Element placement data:
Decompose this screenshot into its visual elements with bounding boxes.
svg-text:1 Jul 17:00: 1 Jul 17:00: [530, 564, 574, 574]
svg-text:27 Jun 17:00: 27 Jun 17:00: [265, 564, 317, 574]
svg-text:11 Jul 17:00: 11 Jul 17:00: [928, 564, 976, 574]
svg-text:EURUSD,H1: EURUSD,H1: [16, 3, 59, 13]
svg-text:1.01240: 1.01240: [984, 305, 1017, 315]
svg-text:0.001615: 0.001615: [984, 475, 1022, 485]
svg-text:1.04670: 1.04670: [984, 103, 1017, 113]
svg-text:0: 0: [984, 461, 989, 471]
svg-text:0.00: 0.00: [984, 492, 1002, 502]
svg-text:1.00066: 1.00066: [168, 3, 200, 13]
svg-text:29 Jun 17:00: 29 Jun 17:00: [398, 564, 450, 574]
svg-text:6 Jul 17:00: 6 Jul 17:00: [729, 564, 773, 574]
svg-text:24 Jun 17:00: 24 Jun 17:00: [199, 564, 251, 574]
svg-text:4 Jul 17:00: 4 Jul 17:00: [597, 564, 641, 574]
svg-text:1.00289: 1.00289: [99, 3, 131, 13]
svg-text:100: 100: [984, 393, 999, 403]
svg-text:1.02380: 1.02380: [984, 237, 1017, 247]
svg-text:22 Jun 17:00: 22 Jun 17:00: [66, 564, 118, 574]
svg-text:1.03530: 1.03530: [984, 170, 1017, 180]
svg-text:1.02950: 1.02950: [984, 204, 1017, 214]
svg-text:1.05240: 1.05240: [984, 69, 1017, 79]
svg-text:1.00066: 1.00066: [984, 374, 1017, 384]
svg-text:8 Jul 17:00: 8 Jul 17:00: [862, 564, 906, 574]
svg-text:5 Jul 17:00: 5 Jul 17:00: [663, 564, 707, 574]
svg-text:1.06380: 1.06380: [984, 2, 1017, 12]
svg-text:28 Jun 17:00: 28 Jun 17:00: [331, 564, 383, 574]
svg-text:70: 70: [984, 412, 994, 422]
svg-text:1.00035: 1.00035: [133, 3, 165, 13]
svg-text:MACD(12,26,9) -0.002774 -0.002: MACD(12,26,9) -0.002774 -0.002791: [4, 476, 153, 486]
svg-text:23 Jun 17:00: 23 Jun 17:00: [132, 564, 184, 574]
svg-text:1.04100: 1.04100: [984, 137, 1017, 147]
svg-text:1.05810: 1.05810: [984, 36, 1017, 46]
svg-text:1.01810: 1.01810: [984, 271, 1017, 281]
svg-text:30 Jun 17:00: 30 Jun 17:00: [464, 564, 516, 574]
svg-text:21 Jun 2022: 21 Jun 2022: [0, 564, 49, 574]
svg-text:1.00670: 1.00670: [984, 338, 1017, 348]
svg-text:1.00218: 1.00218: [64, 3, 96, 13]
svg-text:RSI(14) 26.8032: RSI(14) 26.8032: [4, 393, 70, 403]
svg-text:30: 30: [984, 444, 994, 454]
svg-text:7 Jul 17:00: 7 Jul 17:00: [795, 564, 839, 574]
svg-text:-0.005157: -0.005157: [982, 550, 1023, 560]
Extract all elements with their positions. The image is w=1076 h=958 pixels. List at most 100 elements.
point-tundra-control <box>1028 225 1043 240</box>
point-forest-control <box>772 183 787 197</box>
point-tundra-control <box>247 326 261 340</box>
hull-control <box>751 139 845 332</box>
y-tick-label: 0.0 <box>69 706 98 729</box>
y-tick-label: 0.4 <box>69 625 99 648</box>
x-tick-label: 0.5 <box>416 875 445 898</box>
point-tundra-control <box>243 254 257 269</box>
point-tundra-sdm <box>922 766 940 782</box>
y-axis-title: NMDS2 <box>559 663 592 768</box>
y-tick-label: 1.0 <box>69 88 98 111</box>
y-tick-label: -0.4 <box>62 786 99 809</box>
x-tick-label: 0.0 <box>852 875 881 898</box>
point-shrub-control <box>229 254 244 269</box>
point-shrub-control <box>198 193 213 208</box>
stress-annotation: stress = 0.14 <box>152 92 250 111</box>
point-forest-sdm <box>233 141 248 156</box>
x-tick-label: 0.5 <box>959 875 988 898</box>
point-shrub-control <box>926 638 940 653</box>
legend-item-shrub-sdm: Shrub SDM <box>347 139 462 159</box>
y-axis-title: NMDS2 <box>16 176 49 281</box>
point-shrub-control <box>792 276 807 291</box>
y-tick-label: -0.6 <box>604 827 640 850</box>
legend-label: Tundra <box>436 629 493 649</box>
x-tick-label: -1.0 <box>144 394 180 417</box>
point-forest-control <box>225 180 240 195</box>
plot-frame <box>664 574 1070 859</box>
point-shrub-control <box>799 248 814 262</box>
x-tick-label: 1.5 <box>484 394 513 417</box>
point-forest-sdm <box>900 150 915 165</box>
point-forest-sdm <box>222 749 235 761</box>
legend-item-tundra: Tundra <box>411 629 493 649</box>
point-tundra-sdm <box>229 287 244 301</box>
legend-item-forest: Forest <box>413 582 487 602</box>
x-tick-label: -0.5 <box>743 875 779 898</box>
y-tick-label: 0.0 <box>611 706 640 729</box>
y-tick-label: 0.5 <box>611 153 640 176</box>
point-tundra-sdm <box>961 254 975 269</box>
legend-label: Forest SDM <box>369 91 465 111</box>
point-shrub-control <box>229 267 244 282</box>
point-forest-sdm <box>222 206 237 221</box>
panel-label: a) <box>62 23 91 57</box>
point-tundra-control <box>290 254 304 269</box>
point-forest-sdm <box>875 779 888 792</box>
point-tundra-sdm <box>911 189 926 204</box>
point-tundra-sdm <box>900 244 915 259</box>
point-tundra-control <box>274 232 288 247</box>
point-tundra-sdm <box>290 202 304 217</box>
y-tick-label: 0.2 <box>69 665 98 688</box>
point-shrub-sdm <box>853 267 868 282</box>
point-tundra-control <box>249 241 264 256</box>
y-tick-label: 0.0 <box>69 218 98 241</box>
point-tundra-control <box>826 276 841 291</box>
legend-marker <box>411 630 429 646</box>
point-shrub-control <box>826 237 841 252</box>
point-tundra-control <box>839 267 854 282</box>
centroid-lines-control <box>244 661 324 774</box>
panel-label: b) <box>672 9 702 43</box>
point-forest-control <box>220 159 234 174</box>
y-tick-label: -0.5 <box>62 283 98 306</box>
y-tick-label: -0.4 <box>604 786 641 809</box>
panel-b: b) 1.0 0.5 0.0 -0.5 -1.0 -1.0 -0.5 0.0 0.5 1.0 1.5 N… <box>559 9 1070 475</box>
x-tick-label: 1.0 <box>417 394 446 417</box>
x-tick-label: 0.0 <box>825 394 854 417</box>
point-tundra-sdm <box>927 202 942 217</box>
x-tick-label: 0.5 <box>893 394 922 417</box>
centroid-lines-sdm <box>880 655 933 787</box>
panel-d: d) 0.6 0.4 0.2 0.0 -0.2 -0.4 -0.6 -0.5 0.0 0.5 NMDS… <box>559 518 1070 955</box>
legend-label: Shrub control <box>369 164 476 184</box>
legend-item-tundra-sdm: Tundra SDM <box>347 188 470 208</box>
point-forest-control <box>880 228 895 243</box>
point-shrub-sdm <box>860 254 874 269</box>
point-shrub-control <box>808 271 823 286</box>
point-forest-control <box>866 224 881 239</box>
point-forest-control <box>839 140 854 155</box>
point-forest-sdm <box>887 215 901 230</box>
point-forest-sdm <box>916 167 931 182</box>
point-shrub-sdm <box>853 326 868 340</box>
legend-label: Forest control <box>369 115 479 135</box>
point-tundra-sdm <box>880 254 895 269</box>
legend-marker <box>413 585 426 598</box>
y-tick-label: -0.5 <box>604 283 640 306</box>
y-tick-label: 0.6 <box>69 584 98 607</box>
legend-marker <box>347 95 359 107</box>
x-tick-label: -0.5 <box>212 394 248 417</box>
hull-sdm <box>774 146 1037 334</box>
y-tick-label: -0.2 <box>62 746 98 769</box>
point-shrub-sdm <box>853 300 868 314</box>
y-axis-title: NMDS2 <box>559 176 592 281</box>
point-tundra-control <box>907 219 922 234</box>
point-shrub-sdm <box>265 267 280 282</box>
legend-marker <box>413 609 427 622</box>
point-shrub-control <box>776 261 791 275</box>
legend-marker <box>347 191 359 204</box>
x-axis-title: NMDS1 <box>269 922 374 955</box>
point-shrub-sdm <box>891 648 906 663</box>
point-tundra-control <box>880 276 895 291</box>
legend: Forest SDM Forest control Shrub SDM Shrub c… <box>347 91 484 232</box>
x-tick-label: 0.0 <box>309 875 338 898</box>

*DIRECTIONS FOR THIS TASK*. Give again, unchanged, the lines of the records starting with the first line and going on through the line that contains "svg-text:1.06380: 1.06380: [984, 2, 1017, 12]".

*WRITTEN RESPONSE*.
Decompose this screenshot into its visual elements with bounding boxes.
svg-text:1 Jul 17:00: 1 Jul 17:00: [530, 564, 574, 574]
svg-text:27 Jun 17:00: 27 Jun 17:00: [265, 564, 317, 574]
svg-text:11 Jul 17:00: 11 Jul 17:00: [928, 564, 976, 574]
svg-text:EURUSD,H1: EURUSD,H1: [16, 3, 59, 13]
svg-text:1.01240: 1.01240: [984, 305, 1017, 315]
svg-text:0.001615: 0.001615: [984, 475, 1022, 485]
svg-text:1.04670: 1.04670: [984, 103, 1017, 113]
svg-text:0: 0: [984, 461, 989, 471]
svg-text:0.00: 0.00: [984, 492, 1002, 502]
svg-text:1.00066: 1.00066: [168, 3, 200, 13]
svg-text:29 Jun 17:00: 29 Jun 17:00: [398, 564, 450, 574]
svg-text:6 Jul 17:00: 6 Jul 17:00: [729, 564, 773, 574]
svg-text:24 Jun 17:00: 24 Jun 17:00: [199, 564, 251, 574]
svg-text:4 Jul 17:00: 4 Jul 17:00: [597, 564, 641, 574]
svg-text:1.00289: 1.00289: [99, 3, 131, 13]
svg-text:100: 100: [984, 393, 999, 403]
svg-text:1.02380: 1.02380: [984, 237, 1017, 247]
svg-text:22 Jun 17:00: 22 Jun 17:00: [66, 564, 118, 574]
svg-text:1.03530: 1.03530: [984, 170, 1017, 180]
svg-text:1.02950: 1.02950: [984, 204, 1017, 214]
svg-text:1.05240: 1.05240: [984, 69, 1017, 79]
svg-text:1.00066: 1.00066: [984, 374, 1017, 384]
svg-text:8 Jul 17:00: 8 Jul 17:00: [862, 564, 906, 574]
svg-text:5 Jul 17:00: 5 Jul 17:00: [663, 564, 707, 574]
svg-text:1.06380: 1.06380: [984, 2, 1017, 12]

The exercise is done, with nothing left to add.